■ **LA CONSIGNE**: Recopiez à l'identique le passage du document qui va de « Cette histoire se » jusqu'à « sauveteurs : opportunisme, cupidité... » inclus.

■ **DOCUMENT**:
○ ○ ○

Le « député allemand d’origine turque Cem Özdemir, qui fut le premier à parler des « Schindler turcs » lors de la reconnaissance du génocide par le Bundestag, le 2 juin 2016 », souhaite que l’Histoire soit dite.

« Le narrateur, descendant d’une famille arménienne sauvée par des Turcs, se rend en Arménie, à la recherche d’autres familles qui, comme la sienne, doivent la vie à des Turcs, et en Belgique et en Turquie, où les descendants de Justes osent témoigner de leur histoire familiale, malgré les risques encourus à parler du génocide arménien dans ce pays. Le narrateur exhume ces récits d’entraide nés au cœur de la barbarie, rappelant qu’aucun crime, si atroce soit-il, n’empêche l’humanité de se manifester. »

Cette histoire se heurte à des réticences en Turquie – négationnisme officiel, appréhensions des descendants de ces sauveteurs - et parmi les Arméniens qui craignent l’occultation du génocide par des exemples héroïques rares et connaissent l’ambivalence des motivations de certains sauveteurs : opportunisme, cupidité...

○ ○ ○

■ **DONNÉES ENREGISTRÉES**:
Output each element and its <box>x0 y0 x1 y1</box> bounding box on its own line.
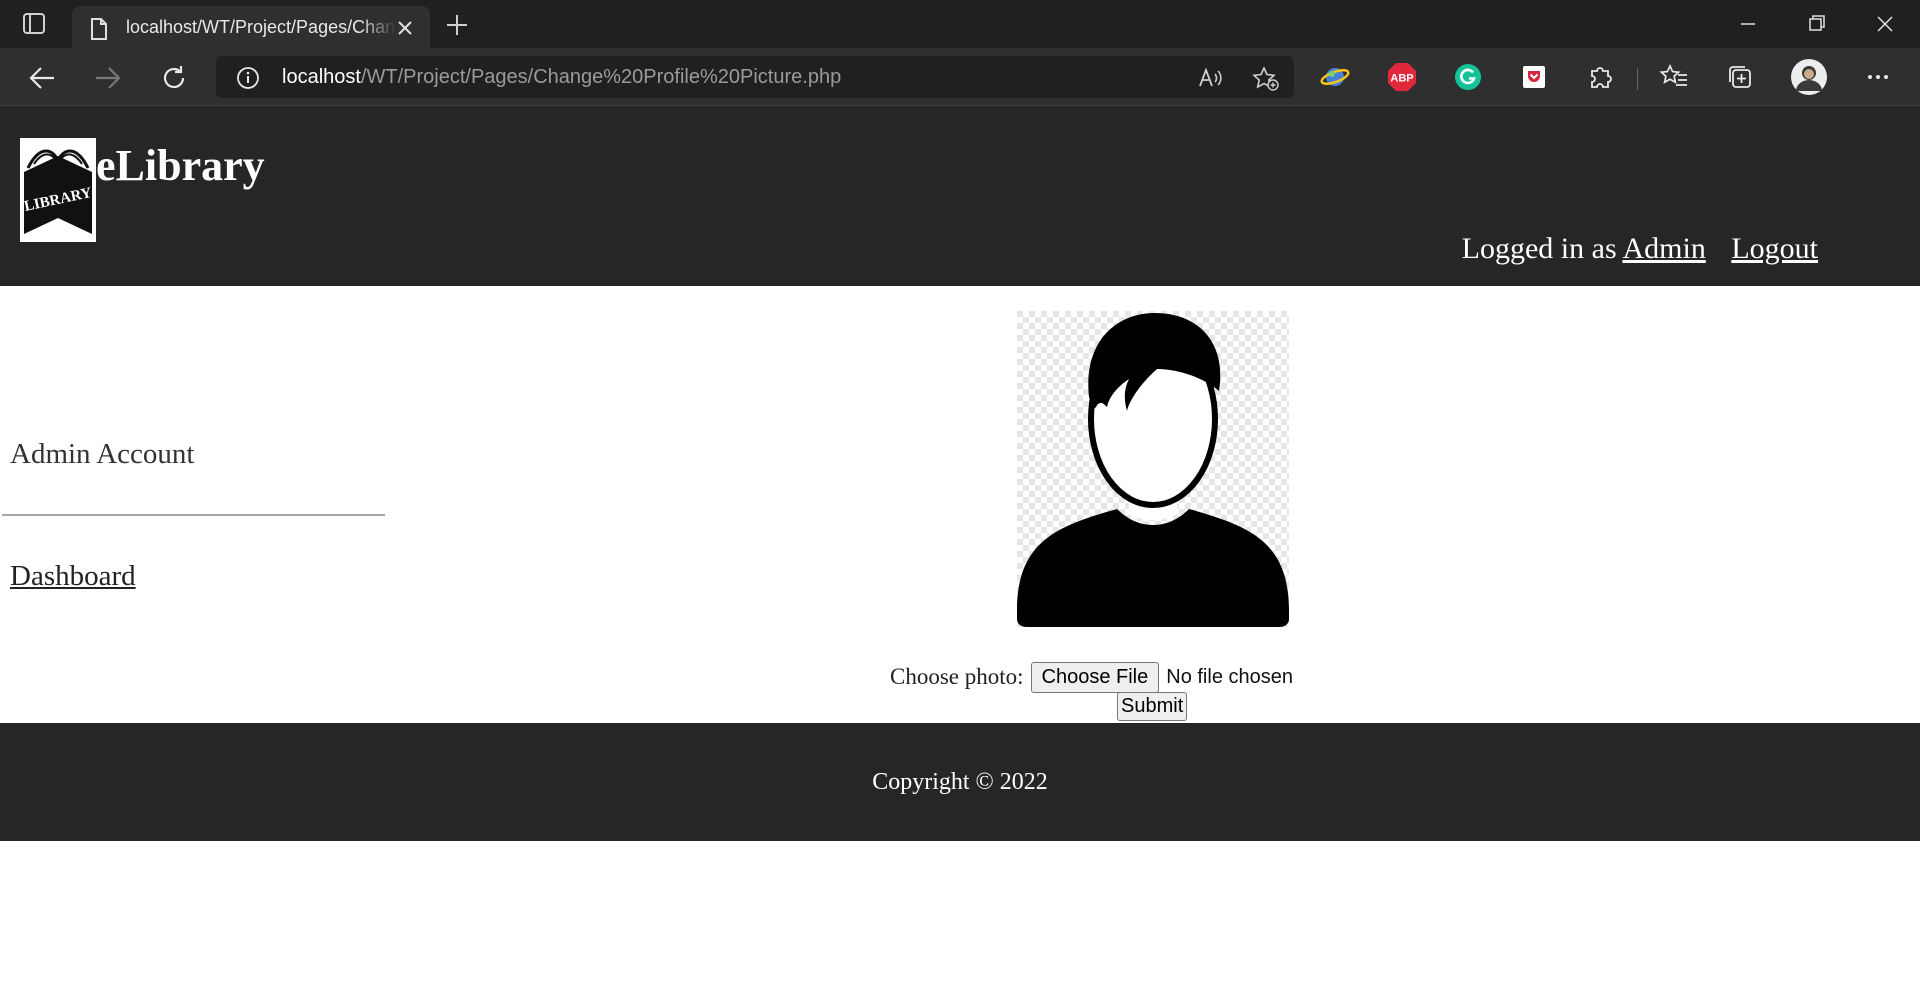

○ ○ ○

■ **RÉPONSE ATTENDUE**:
Cette histoire se heurte à des réticences en Turquie – négationnisme officiel, appréhensions des descendants de ces sauveteurs - et parmi les Arméniens qui craignent l’occultation du génocide par des exemples héroïques rares et connaissent l’ambivalence des motivations de certains sauveteurs : opportunisme, cupidité...